**THE INPUT:**
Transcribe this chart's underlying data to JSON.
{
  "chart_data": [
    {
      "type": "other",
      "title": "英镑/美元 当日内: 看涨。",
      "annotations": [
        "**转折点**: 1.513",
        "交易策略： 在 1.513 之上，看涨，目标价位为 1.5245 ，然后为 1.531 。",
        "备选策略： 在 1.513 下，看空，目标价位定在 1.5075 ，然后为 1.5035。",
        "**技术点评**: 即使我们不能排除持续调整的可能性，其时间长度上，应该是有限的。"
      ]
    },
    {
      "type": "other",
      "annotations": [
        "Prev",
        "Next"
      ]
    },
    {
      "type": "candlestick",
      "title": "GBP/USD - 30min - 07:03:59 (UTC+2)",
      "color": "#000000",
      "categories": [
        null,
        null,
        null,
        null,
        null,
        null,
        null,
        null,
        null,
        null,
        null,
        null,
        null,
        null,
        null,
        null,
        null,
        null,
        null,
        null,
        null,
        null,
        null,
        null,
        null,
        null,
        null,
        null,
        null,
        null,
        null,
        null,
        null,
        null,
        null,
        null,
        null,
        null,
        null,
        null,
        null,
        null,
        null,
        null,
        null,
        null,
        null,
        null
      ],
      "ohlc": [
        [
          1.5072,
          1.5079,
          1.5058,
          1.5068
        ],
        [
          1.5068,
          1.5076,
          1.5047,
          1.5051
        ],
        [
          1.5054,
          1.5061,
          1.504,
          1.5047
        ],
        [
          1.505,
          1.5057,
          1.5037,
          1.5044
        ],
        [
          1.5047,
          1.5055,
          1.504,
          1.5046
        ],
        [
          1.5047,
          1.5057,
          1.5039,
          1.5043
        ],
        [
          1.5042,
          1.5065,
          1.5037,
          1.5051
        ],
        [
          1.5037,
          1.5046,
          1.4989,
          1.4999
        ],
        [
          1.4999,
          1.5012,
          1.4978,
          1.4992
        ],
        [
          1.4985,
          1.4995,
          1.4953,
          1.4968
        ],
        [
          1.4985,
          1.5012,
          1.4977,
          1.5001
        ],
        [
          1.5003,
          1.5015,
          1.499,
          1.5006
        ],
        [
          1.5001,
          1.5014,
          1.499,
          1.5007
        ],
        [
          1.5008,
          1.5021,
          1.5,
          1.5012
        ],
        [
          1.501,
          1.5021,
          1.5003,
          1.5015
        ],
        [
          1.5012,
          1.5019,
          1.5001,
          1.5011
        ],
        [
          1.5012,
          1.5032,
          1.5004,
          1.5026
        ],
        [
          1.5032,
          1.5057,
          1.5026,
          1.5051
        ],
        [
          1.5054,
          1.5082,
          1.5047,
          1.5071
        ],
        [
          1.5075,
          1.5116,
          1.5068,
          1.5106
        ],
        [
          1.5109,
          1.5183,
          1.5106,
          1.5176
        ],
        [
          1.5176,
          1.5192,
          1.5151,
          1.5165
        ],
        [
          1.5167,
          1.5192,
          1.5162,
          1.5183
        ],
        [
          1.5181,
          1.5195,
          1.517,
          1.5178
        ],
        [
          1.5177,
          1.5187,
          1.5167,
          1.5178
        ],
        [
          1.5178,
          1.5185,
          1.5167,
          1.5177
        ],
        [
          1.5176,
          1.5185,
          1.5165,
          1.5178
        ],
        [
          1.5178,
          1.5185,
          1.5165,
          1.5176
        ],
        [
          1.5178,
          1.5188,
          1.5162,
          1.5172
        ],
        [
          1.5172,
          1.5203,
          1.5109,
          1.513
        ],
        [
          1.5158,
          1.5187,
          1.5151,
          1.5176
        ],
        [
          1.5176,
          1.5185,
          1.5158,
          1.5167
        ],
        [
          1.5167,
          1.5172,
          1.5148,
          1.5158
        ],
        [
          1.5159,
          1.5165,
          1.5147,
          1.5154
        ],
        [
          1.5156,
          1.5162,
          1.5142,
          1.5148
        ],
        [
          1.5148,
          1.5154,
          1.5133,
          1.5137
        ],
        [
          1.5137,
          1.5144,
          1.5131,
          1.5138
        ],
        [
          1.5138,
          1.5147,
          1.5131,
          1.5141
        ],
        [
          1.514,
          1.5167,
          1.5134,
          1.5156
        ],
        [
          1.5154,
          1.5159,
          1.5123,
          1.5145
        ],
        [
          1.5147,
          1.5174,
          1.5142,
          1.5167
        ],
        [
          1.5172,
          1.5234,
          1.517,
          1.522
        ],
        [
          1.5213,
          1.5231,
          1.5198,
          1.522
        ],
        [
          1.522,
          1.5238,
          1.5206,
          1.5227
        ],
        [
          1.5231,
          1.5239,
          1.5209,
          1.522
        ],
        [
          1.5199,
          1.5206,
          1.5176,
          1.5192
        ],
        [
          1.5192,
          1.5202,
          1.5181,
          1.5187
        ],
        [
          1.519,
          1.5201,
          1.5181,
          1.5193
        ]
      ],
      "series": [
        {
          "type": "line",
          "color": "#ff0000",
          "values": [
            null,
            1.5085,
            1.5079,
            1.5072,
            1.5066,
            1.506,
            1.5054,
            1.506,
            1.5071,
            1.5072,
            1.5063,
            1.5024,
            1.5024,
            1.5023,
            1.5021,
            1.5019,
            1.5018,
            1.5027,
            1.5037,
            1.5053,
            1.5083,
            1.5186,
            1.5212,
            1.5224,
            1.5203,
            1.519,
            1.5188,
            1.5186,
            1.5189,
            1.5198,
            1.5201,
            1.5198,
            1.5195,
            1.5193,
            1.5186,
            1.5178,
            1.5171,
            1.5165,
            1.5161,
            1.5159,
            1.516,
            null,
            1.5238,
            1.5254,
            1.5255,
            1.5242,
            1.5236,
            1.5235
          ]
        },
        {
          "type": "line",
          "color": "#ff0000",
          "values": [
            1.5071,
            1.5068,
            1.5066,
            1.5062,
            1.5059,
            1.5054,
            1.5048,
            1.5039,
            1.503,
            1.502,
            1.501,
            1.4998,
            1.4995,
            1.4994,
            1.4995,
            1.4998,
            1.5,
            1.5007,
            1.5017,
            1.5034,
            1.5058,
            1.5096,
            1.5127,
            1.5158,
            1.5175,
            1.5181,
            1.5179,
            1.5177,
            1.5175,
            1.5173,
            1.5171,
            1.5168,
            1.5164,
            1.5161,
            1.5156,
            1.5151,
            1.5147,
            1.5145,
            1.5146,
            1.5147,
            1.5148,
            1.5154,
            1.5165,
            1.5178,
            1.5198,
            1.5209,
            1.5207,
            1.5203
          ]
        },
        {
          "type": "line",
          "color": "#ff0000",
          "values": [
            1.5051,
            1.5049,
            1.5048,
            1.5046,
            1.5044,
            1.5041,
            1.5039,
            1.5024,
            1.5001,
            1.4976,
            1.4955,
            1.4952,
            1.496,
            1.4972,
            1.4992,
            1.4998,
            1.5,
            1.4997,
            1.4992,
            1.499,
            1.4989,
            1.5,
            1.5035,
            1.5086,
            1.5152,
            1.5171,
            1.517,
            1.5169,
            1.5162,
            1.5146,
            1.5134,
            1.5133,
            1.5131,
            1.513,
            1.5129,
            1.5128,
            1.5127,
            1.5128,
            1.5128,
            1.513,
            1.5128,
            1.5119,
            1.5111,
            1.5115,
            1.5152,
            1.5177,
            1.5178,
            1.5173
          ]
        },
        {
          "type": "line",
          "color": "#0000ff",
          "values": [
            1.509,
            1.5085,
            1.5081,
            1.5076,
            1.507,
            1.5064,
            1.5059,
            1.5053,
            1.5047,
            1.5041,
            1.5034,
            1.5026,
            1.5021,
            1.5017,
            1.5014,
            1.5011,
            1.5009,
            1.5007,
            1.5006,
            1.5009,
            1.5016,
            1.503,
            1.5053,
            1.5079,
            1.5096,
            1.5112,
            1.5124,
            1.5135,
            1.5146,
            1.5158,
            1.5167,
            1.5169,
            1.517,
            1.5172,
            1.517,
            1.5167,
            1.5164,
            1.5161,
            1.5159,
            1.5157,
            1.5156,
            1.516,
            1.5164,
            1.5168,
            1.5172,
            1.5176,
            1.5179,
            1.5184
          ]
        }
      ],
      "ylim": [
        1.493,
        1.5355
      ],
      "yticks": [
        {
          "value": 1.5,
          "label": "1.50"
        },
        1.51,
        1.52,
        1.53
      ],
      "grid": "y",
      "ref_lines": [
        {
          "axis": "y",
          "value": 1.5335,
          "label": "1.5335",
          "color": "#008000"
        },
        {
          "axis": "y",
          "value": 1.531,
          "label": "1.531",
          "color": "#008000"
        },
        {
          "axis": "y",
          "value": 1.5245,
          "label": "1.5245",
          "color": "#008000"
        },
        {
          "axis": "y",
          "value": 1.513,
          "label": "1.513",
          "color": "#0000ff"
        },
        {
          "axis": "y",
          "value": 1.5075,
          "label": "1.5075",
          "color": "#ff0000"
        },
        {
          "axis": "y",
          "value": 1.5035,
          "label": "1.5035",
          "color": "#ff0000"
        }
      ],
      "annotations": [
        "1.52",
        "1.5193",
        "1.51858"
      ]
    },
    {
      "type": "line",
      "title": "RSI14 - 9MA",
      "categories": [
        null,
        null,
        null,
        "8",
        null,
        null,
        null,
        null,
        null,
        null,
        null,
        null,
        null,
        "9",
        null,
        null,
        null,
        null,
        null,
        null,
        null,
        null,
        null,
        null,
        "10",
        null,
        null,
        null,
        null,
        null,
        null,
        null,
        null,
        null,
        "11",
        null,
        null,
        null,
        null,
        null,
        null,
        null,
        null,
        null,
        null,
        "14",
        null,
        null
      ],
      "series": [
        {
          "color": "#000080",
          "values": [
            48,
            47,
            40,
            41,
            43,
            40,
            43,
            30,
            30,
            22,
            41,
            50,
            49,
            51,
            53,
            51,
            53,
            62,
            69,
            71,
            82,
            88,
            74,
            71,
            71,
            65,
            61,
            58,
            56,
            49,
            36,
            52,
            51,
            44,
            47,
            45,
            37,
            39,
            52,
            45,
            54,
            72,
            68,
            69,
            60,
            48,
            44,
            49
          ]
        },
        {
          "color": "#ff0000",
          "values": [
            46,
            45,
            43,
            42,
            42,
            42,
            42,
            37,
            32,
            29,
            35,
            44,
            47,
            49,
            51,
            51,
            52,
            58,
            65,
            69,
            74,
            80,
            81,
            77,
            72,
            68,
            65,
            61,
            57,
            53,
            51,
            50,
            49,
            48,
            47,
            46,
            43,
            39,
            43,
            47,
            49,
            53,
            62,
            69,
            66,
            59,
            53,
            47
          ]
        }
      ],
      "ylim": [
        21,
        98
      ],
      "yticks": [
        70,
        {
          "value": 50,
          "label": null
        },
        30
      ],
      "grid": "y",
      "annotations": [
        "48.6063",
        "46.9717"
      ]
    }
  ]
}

**TASK DETAILS:**
Show every line in the records above that contains the word "title".

**EXERCISE RESULT:**
      "title": "英镑/美元 当日内: 看涨。",
      "title": "GBP/USD - 30min - 07:03:59 (UTC+2)",
      "title": "RSI14 - 9MA",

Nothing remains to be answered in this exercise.